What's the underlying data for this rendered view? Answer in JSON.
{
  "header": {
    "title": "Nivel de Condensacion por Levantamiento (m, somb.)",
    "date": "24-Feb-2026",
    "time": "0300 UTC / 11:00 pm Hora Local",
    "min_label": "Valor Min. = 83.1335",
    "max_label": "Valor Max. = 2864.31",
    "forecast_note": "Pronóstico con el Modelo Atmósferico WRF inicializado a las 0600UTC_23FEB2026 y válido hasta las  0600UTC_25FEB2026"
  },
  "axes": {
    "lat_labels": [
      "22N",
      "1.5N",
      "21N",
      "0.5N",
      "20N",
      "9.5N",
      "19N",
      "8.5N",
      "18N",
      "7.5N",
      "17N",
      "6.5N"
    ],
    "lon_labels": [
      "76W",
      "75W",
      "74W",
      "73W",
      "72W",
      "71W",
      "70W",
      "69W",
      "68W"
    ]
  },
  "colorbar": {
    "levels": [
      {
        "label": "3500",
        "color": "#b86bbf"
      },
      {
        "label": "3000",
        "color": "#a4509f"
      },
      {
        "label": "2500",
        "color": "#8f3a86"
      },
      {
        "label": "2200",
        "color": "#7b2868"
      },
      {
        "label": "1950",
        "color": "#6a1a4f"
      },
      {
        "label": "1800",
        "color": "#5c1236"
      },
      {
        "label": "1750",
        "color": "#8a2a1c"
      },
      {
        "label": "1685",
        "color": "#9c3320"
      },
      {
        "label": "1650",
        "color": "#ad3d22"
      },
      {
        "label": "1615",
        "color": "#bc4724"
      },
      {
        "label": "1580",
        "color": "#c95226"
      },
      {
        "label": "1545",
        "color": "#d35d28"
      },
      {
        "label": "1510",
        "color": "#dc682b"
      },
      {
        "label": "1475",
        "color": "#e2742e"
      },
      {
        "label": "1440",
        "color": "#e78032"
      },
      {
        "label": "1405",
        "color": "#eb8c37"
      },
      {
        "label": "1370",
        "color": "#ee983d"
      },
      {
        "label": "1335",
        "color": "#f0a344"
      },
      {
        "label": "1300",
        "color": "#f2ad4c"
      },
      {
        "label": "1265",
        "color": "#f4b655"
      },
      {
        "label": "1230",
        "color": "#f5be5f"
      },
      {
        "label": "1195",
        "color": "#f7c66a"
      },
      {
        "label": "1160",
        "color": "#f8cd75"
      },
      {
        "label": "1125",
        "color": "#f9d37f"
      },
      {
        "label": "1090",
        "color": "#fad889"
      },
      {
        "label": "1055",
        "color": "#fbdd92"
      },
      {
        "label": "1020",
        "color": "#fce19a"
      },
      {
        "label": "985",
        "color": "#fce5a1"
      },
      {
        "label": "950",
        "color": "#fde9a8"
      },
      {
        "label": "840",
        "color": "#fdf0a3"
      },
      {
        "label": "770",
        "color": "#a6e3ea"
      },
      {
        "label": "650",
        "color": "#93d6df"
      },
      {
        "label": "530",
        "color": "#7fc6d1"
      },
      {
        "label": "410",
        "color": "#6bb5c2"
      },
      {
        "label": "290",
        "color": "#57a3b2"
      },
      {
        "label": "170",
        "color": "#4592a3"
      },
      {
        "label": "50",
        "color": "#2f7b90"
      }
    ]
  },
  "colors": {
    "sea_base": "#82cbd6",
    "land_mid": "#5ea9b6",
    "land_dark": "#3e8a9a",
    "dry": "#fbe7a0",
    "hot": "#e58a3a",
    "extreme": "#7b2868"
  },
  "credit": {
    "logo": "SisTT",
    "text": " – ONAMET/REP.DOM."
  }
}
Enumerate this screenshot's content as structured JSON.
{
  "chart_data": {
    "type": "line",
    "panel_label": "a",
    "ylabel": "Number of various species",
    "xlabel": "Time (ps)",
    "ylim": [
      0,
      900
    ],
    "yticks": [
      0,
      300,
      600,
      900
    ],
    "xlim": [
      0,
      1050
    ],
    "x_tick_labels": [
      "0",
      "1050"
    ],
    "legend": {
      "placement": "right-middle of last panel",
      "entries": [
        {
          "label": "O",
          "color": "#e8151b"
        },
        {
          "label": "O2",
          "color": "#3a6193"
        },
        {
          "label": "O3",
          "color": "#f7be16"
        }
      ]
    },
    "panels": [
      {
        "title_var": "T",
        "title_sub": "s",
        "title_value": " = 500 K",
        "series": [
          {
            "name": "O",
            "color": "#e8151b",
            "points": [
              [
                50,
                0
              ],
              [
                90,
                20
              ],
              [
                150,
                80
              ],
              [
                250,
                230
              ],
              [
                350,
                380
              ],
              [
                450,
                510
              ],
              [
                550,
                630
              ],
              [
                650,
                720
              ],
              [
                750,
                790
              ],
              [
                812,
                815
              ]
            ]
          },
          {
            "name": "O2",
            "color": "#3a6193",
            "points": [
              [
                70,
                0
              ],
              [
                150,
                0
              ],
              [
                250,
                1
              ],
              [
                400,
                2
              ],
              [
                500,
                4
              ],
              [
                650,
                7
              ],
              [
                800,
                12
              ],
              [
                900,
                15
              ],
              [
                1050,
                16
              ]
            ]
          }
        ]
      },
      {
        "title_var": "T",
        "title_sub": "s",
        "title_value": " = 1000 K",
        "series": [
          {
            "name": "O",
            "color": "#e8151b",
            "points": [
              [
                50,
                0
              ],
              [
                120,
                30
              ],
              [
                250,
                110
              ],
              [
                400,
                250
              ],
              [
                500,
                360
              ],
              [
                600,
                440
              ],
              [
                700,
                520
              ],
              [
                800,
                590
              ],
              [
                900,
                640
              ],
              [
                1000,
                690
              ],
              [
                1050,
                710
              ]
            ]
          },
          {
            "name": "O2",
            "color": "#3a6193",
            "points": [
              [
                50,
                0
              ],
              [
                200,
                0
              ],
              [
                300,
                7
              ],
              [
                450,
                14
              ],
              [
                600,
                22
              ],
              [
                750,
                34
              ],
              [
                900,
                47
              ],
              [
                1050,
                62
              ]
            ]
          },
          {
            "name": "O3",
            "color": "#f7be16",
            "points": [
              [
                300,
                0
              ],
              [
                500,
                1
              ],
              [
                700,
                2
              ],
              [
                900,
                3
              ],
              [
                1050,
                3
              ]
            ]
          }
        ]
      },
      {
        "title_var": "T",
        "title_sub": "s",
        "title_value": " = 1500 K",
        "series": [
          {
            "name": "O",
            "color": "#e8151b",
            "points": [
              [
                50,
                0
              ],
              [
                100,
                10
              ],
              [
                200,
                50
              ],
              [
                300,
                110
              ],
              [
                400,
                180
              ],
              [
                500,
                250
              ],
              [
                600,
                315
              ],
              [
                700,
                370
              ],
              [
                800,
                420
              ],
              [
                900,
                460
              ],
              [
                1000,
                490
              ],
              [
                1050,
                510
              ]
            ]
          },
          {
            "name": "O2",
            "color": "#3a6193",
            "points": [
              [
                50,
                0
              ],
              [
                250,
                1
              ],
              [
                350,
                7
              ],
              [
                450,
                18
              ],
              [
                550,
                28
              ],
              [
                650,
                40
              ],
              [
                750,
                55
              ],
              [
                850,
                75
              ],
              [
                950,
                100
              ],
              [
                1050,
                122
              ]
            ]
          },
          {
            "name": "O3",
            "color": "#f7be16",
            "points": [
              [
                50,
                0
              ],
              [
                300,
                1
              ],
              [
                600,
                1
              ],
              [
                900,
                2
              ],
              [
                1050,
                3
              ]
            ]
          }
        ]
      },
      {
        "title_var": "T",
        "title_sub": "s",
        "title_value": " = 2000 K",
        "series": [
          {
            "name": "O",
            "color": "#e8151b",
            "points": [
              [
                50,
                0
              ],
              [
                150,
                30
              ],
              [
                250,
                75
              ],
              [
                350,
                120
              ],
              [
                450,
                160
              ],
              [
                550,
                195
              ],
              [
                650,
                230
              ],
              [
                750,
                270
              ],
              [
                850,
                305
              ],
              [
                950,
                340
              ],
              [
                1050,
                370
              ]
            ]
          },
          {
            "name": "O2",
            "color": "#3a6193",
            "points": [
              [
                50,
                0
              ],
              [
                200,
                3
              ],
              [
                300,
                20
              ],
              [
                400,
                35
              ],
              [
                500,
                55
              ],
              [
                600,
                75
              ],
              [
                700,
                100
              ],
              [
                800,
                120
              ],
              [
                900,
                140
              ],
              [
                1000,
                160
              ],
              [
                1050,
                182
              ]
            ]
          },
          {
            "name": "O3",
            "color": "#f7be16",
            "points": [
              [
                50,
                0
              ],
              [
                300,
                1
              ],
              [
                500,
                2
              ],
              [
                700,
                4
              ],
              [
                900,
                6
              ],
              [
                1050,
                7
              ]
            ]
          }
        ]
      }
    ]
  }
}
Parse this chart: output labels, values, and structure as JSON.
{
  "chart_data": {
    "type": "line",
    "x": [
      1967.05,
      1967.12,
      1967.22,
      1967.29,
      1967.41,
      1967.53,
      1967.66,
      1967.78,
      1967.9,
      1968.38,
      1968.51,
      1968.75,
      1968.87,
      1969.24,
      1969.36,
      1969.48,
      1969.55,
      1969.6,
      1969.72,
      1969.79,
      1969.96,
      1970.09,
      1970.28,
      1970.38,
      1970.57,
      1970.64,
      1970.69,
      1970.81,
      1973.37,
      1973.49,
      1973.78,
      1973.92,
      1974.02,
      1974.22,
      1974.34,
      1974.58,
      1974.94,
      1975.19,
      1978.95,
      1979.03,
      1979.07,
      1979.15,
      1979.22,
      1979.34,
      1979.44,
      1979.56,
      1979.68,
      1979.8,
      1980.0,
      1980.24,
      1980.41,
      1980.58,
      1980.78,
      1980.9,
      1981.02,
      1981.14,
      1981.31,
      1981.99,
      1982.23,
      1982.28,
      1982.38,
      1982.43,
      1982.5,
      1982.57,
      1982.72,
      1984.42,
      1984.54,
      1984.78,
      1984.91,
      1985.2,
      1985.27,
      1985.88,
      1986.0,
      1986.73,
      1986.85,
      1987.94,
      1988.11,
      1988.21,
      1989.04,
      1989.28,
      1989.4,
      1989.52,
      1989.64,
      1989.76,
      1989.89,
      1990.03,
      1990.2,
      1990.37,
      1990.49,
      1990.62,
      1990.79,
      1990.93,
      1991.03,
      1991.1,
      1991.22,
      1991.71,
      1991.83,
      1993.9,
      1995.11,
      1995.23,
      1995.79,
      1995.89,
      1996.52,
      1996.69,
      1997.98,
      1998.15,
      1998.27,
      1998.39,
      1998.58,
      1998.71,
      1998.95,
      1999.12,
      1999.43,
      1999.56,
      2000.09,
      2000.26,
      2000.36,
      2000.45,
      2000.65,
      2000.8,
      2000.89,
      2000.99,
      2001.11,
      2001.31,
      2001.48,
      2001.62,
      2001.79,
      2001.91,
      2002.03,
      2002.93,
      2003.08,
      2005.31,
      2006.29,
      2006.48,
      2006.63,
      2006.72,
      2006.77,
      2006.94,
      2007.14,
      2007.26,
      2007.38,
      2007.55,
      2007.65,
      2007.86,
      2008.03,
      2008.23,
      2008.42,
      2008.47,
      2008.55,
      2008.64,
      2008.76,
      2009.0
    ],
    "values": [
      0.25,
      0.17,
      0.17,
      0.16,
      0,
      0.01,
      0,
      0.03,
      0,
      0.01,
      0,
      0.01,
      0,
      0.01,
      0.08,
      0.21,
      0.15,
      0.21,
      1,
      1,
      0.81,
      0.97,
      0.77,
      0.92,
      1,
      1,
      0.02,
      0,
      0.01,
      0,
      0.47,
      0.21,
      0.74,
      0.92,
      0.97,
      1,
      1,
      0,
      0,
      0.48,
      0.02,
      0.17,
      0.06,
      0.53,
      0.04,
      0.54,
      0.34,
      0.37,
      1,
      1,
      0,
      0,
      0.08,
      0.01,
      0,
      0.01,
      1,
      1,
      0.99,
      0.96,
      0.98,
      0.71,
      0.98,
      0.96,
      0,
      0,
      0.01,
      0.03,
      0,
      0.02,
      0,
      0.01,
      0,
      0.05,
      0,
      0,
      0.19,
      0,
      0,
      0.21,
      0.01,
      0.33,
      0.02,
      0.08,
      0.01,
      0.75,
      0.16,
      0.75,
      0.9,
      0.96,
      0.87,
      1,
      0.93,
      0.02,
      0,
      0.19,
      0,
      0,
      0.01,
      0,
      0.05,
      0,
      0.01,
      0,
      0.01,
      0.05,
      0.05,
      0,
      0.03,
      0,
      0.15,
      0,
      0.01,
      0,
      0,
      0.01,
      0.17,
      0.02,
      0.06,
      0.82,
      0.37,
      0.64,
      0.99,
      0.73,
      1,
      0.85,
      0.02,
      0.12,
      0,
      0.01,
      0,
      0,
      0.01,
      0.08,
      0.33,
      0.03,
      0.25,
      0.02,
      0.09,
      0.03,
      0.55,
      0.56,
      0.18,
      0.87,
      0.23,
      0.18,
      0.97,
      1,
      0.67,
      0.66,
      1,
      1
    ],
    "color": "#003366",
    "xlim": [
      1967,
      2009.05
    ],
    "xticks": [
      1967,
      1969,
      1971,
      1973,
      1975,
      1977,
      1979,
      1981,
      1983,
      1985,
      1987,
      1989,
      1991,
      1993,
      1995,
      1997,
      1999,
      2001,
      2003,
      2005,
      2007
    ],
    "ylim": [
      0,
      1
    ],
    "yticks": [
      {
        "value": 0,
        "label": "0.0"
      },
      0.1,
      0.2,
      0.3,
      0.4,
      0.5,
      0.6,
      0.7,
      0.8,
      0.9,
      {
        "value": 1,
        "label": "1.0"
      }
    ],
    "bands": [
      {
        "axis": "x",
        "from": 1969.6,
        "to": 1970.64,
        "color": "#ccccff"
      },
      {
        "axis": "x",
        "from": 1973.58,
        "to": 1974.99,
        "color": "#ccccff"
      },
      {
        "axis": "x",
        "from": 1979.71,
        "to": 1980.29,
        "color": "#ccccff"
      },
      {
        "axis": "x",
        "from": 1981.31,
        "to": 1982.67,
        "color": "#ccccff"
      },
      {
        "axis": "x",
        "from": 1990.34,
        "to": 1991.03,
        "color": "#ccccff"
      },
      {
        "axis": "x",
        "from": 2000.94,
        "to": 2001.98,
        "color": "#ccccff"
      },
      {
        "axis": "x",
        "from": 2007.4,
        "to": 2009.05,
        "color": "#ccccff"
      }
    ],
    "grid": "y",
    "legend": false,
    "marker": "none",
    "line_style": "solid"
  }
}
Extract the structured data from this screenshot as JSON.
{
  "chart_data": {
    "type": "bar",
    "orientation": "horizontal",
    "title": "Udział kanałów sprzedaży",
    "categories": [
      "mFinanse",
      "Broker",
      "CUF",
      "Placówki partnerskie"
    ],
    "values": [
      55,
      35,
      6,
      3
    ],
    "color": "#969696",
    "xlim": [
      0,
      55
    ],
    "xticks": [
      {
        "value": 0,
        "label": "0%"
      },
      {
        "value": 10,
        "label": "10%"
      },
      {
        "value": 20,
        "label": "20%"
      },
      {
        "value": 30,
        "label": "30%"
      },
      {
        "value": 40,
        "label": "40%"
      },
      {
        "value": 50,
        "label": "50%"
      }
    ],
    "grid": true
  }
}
* * *
Do this: Copy each line of the listing that contains the string "from".

Complete response:
        "from": 1969.6,
        "from": 1973.58,
        "from": 1979.71,
        "from": 1981.31,
        "from": 1990.34,
        "from": 2000.94,
        "from": 2007.4,
Extract the structured data from this screenshot as JSON.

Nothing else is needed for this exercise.